Omit all images. Write out the rest of the material exactly.

※ ※ ※

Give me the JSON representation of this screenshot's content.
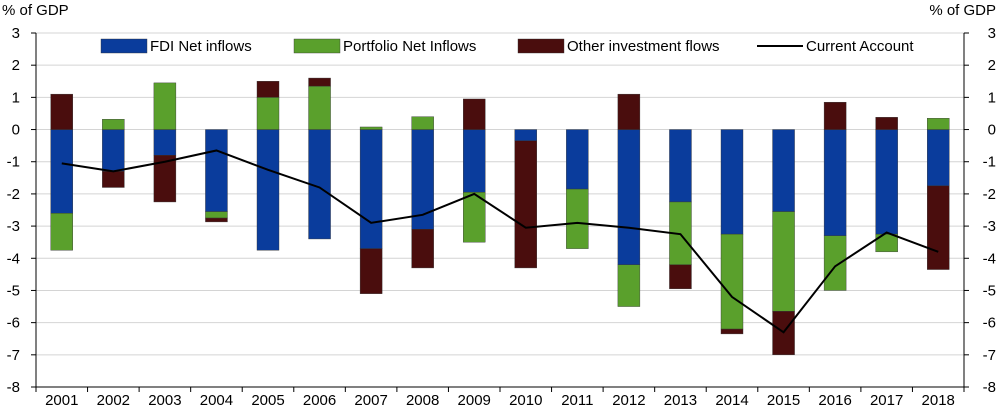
{
  "chart_data": {
    "type": "bar",
    "stacked": true,
    "left_axis_unit": "% of GDP",
    "right_axis_unit": "% of GDP",
    "ylim": [
      -8,
      3
    ],
    "yticks": [
      3,
      2,
      1,
      0,
      -1,
      -2,
      -3,
      -4,
      -5,
      -6,
      -7,
      -8
    ],
    "grid": "horizontal",
    "legend_position": "top",
    "categories": [
      "2001",
      "2002",
      "2003",
      "2004",
      "2005",
      "2006",
      "2007",
      "2008",
      "2009",
      "2010",
      "2011",
      "2012",
      "2013",
      "2014",
      "2015",
      "2016",
      "2017",
      "2018"
    ],
    "series": [
      {
        "name": "FDI Net inflows",
        "kind": "bar",
        "color": "#0a3c9c",
        "values": [
          -2.6,
          -1.3,
          -0.8,
          -2.55,
          -3.75,
          -3.4,
          -3.7,
          -3.1,
          -1.95,
          -0.35,
          -1.85,
          -4.2,
          -2.25,
          -3.25,
          -2.55,
          -3.3,
          -3.25,
          -1.75
        ]
      },
      {
        "name": "Portfolio Net Inflows",
        "kind": "bar",
        "color": "#5aa02c",
        "values": [
          -1.15,
          0.32,
          1.45,
          -0.2,
          1.0,
          1.35,
          0.08,
          0.4,
          -1.55,
          0.0,
          -1.85,
          -1.3,
          -1.95,
          -2.95,
          -3.1,
          -1.7,
          -0.55,
          0.35
        ]
      },
      {
        "name": "Other investment flows",
        "kind": "bar",
        "color": "#4a0d0d",
        "values": [
          1.1,
          -0.5,
          -1.45,
          -0.12,
          0.5,
          0.25,
          -1.4,
          -1.2,
          0.95,
          -3.95,
          0.0,
          1.1,
          -0.75,
          -0.15,
          -1.35,
          0.85,
          0.38,
          -2.6
        ]
      },
      {
        "name": "Current Account",
        "kind": "line",
        "color": "#000000",
        "values": [
          -1.05,
          -1.3,
          -1.0,
          -0.65,
          -1.25,
          -1.8,
          -2.9,
          -2.65,
          -2.0,
          -3.05,
          -2.9,
          -3.05,
          -3.25,
          -5.2,
          -6.3,
          -4.25,
          -3.2,
          -3.8
        ]
      }
    ]
  }
}
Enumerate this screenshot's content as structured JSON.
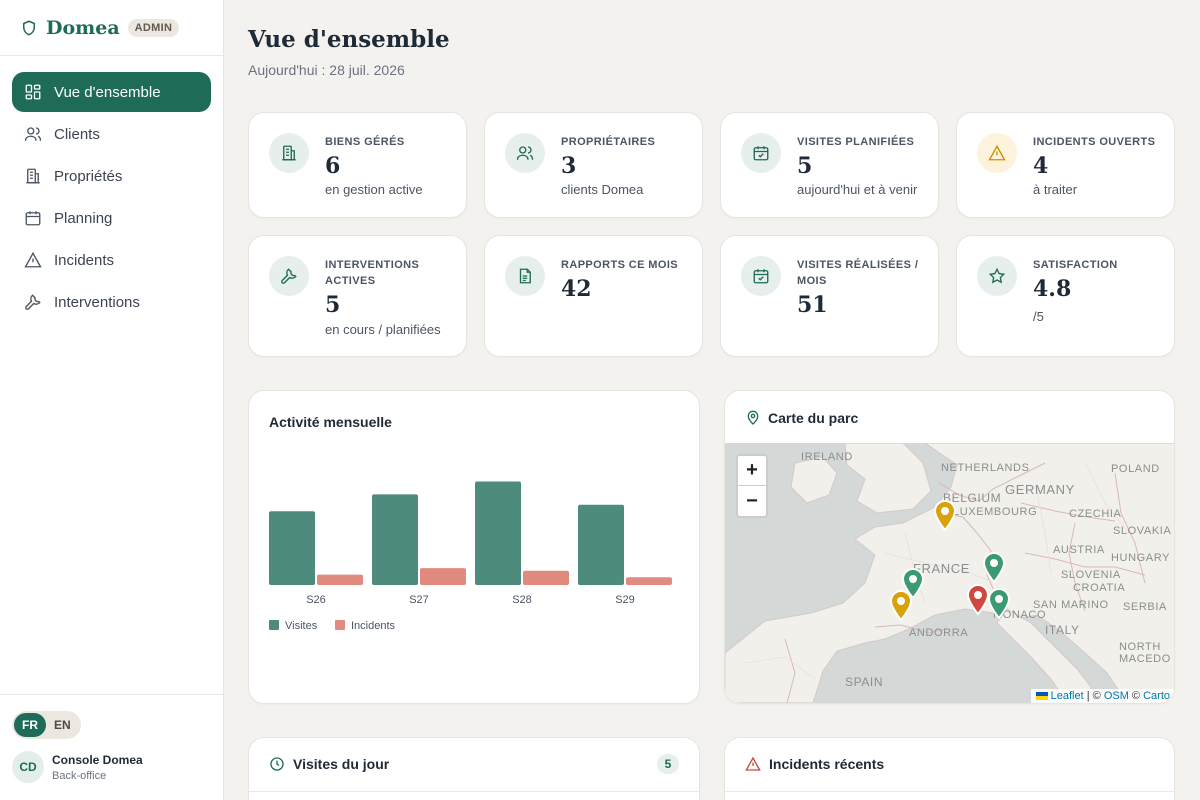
{
  "brand": {
    "name": "Domea",
    "badge": "ADMIN"
  },
  "nav": [
    {
      "label": "Vue d'ensemble",
      "icon": "dashboard-icon",
      "active": true
    },
    {
      "label": "Clients",
      "icon": "users-icon"
    },
    {
      "label": "Propriétés",
      "icon": "building-icon"
    },
    {
      "label": "Planning",
      "icon": "calendar-icon"
    },
    {
      "label": "Incidents",
      "icon": "warning-icon"
    },
    {
      "label": "Interventions",
      "icon": "wrench-icon"
    }
  ],
  "lang": {
    "fr": "FR",
    "en": "EN",
    "selected": "FR"
  },
  "user": {
    "initials": "CD",
    "name": "Console Domea",
    "role": "Back-office"
  },
  "header": {
    "title": "Vue d'ensemble",
    "subtitle": "Aujourd'hui : 28 juil. 2026"
  },
  "stats": [
    {
      "label": "BIENS GÉRÉS",
      "value": "6",
      "caption": "en gestion active",
      "icon": "building-icon"
    },
    {
      "label": "PROPRIÉTAIRES",
      "value": "3",
      "caption": "clients Domea",
      "icon": "users-icon"
    },
    {
      "label": "VISITES PLANIFIÉES",
      "value": "5",
      "caption": "aujourd'hui et à venir",
      "icon": "calendar-check-icon"
    },
    {
      "label": "INCIDENTS OUVERTS",
      "value": "4",
      "caption": "à traiter",
      "icon": "warning-icon"
    },
    {
      "label": "INTERVENTIONS ACTIVES",
      "value": "5",
      "caption": "en cours / planifiées",
      "icon": "wrench-icon"
    },
    {
      "label": "RAPPORTS CE MOIS",
      "value": "42",
      "caption": "",
      "icon": "document-icon"
    },
    {
      "label": "VISITES RÉALISÉES / MOIS",
      "value": "51",
      "caption": "",
      "icon": "calendar-check-icon"
    },
    {
      "label": "SATISFACTION",
      "value": "4.8",
      "caption": "/5",
      "icon": "star-icon"
    }
  ],
  "activity": {
    "title": "Activité mensuelle"
  },
  "chart_data": {
    "type": "bar",
    "categories": [
      "S26",
      "S27",
      "S28",
      "S29"
    ],
    "series": [
      {
        "name": "Visites",
        "values": [
          57,
          70,
          80,
          62
        ],
        "color": "#4d8b7d"
      },
      {
        "name": "Incidents",
        "values": [
          8,
          13,
          11,
          6
        ],
        "color": "#e08a80"
      }
    ],
    "ylim": [
      0,
      85
    ]
  },
  "map": {
    "title": "Carte du parc",
    "zoom_in": "+",
    "zoom_out": "−",
    "labels": [
      "IRELAND",
      "NETHERLANDS",
      "POLAND",
      "BELGIUM",
      "GERMANY",
      "LUXEMBOURG",
      "CZECHIA",
      "SLOVAKIA",
      "AUSTRIA",
      "HUNGARY",
      "FRANCE",
      "SLOVENIA",
      "CROATIA",
      "SERBIA",
      "SAN MARINO",
      "MONACO",
      "ITALY",
      "ANDORRA",
      "NORTH MACEDO",
      "SPAIN"
    ],
    "attribution": {
      "leaflet": "Leaflet",
      "sep1": " | © ",
      "osm": "OSM",
      "sep2": " © ",
      "carto": "Carto"
    }
  },
  "visits_today": {
    "title": "Visites du jour",
    "count": "5"
  },
  "recent_incidents": {
    "title": "Incidents récents"
  },
  "colors": {
    "accent": "#1e6b57",
    "pin_green": "#3a9a72",
    "pin_yellow": "#d9a20a",
    "pin_red": "#d0473f"
  }
}
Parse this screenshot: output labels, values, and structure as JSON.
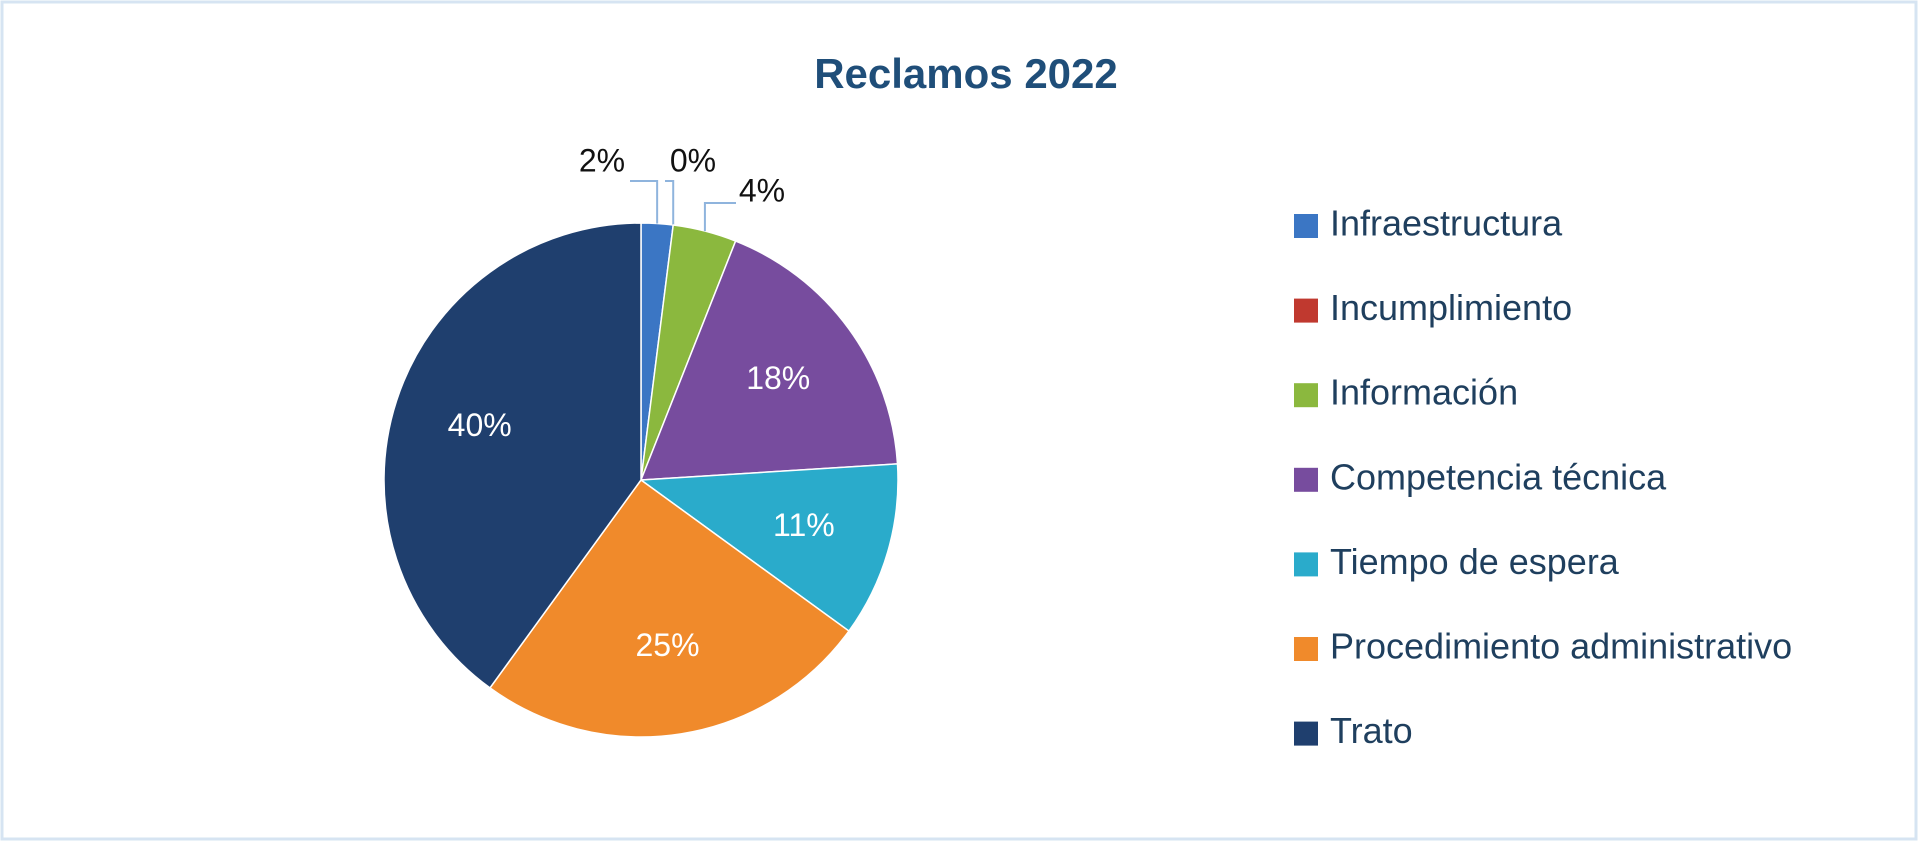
{
  "chart_data": {
    "type": "pie",
    "title": "Reclamos 2022",
    "categories": [
      "Infraestructura",
      "Incumplimiento",
      "Información",
      "Competencia técnica",
      "Tiempo de espera",
      "Procedimiento administrativo",
      "Trato"
    ],
    "values": [
      2,
      0,
      4,
      18,
      11,
      25,
      40
    ],
    "value_labels": [
      "2%",
      "0%",
      "4%",
      "18%",
      "11%",
      "25%",
      "40%"
    ],
    "colors": [
      "#3b76c4",
      "#c0392f",
      "#8bb83e",
      "#774c9e",
      "#2aabcb",
      "#f08a2b",
      "#1f3f6e"
    ],
    "legend": "right"
  }
}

※ ※ ※

Completed task:
Give me the JSON representation of this screenshot's content.
{
  "chart_data": {
    "type": "bar",
    "stacked": true,
    "left_axis_unit": "% of GDP",
    "right_axis_unit": "% of GDP",
    "ylim": [
      -8,
      3
    ],
    "yticks": [
      3,
      2,
      1,
      0,
      -1,
      -2,
      -3,
      -4,
      -5,
      -6,
      -7,
      -8
    ],
    "grid": "horizontal",
    "legend_position": "top",
    "categories": [
      "2001",
      "2002",
      "2003",
      "2004",
      "2005",
      "2006",
      "2007",
      "2008",
      "2009",
      "2010",
      "2011",
      "2012",
      "2013",
      "2014",
      "2015",
      "2016",
      "2017",
      "2018"
    ],
    "series": [
      {
        "name": "FDI Net inflows",
        "kind": "bar",
        "color": "#0a3c9c",
        "values": [
          -2.6,
          -1.3,
          -0.8,
          -2.55,
          -3.75,
          -3.4,
          -3.7,
          -3.1,
          -1.95,
          -0.35,
          -1.85,
          -4.2,
          -2.25,
          -3.25,
          -2.55,
          -3.3,
          -3.25,
          -1.75
        ]
      },
      {
        "name": "Portfolio Net Inflows",
        "kind": "bar",
        "color": "#5aa02c",
        "values": [
          -1.15,
          0.32,
          1.45,
          -0.2,
          1.0,
          1.35,
          0.08,
          0.4,
          -1.55,
          0.0,
          -1.85,
          -1.3,
          -1.95,
          -2.95,
          -3.1,
          -1.7,
          -0.55,
          0.35
        ]
      },
      {
        "name": "Other investment flows",
        "kind": "bar",
        "color": "#4a0d0d",
        "values": [
          1.1,
          -0.5,
          -1.45,
          -0.12,
          0.5,
          0.25,
          -1.4,
          -1.2,
          0.95,
          -3.95,
          0.0,
          1.1,
          -0.75,
          -0.15,
          -1.35,
          0.85,
          0.38,
          -2.6
        ]
      },
      {
        "name": "Current Account",
        "kind": "line",
        "color": "#000000",
        "values": [
          -1.05,
          -1.3,
          -1.0,
          -0.65,
          -1.25,
          -1.8,
          -2.9,
          -2.65,
          -2.0,
          -3.05,
          -2.9,
          -3.05,
          -3.25,
          -5.2,
          -6.3,
          -4.25,
          -3.2,
          -3.8
        ]
      }
    ]
  }
}
Enumerate this screenshot's content as structured JSON.
{
  "brand": {
    "name": "Domea",
    "badge": "ADMIN"
  },
  "nav": [
    {
      "label": "Vue d'ensemble",
      "icon": "dashboard-icon",
      "active": true
    },
    {
      "label": "Clients",
      "icon": "users-icon"
    },
    {
      "label": "Propriétés",
      "icon": "building-icon"
    },
    {
      "label": "Planning",
      "icon": "calendar-icon"
    },
    {
      "label": "Incidents",
      "icon": "warning-icon"
    },
    {
      "label": "Interventions",
      "icon": "wrench-icon"
    }
  ],
  "lang": {
    "fr": "FR",
    "en": "EN",
    "selected": "FR"
  },
  "user": {
    "initials": "CD",
    "name": "Console Domea",
    "role": "Back-office"
  },
  "header": {
    "title": "Vue d'ensemble",
    "subtitle": "Aujourd'hui : 28 juil. 2026"
  },
  "stats": [
    {
      "label": "BIENS GÉRÉS",
      "value": "6",
      "caption": "en gestion active",
      "icon": "building-icon"
    },
    {
      "label": "PROPRIÉTAIRES",
      "value": "3",
      "caption": "clients Domea",
      "icon": "users-icon"
    },
    {
      "label": "VISITES PLANIFIÉES",
      "value": "5",
      "caption": "aujourd'hui et à venir",
      "icon": "calendar-check-icon"
    },
    {
      "label": "INCIDENTS OUVERTS",
      "value": "4",
      "caption": "à traiter",
      "icon": "warning-icon"
    },
    {
      "label": "INTERVENTIONS ACTIVES",
      "value": "5",
      "caption": "en cours / planifiées",
      "icon": "wrench-icon"
    },
    {
      "label": "RAPPORTS CE MOIS",
      "value": "42",
      "caption": "",
      "icon": "document-icon"
    },
    {
      "label": "VISITES RÉALISÉES / MOIS",
      "value": "51",
      "caption": "",
      "icon": "calendar-check-icon"
    },
    {
      "label": "SATISFACTION",
      "value": "4.8",
      "caption": "/5",
      "icon": "star-icon"
    }
  ],
  "activity": {
    "title": "Activité mensuelle"
  },
  "chart_data": {
    "type": "bar",
    "categories": [
      "S26",
      "S27",
      "S28",
      "S29"
    ],
    "series": [
      {
        "name": "Visites",
        "values": [
          57,
          70,
          80,
          62
        ],
        "color": "#4d8b7d"
      },
      {
        "name": "Incidents",
        "values": [
          8,
          13,
          11,
          6
        ],
        "color": "#e08a80"
      }
    ],
    "ylim": [
      0,
      85
    ]
  },
  "map": {
    "title": "Carte du parc",
    "zoom_in": "+",
    "zoom_out": "−",
    "labels": [
      "IRELAND",
      "NETHERLANDS",
      "POLAND",
      "BELGIUM",
      "GERMANY",
      "LUXEMBOURG",
      "CZECHIA",
      "SLOVAKIA",
      "AUSTRIA",
      "HUNGARY",
      "FRANCE",
      "SLOVENIA",
      "CROATIA",
      "SERBIA",
      "SAN MARINO",
      "MONACO",
      "ITALY",
      "ANDORRA",
      "NORTH MACEDO",
      "SPAIN"
    ],
    "attribution": {
      "leaflet": "Leaflet",
      "sep1": " | © ",
      "osm": "OSM",
      "sep2": " © ",
      "carto": "Carto"
    }
  },
  "visits_today": {
    "title": "Visites du jour",
    "count": "5"
  },
  "recent_incidents": {
    "title": "Incidents récents"
  },
  "colors": {
    "accent": "#1e6b57",
    "pin_green": "#3a9a72",
    "pin_yellow": "#d9a20a",
    "pin_red": "#d0473f"
  }
}
Parse this screenshot: output labels, values, and structure as JSON.
{
  "chart_data": {
    "type": "pie",
    "title": "Reclamos 2022",
    "categories": [
      "Infraestructura",
      "Incumplimiento",
      "Información",
      "Competencia técnica",
      "Tiempo de espera",
      "Procedimiento administrativo",
      "Trato"
    ],
    "values": [
      2,
      0,
      4,
      18,
      11,
      25,
      40
    ],
    "value_labels": [
      "2%",
      "0%",
      "4%",
      "18%",
      "11%",
      "25%",
      "40%"
    ],
    "colors": [
      "#3b76c4",
      "#c0392f",
      "#8bb83e",
      "#774c9e",
      "#2aabcb",
      "#f08a2b",
      "#1f3f6e"
    ],
    "legend": "right"
  }
}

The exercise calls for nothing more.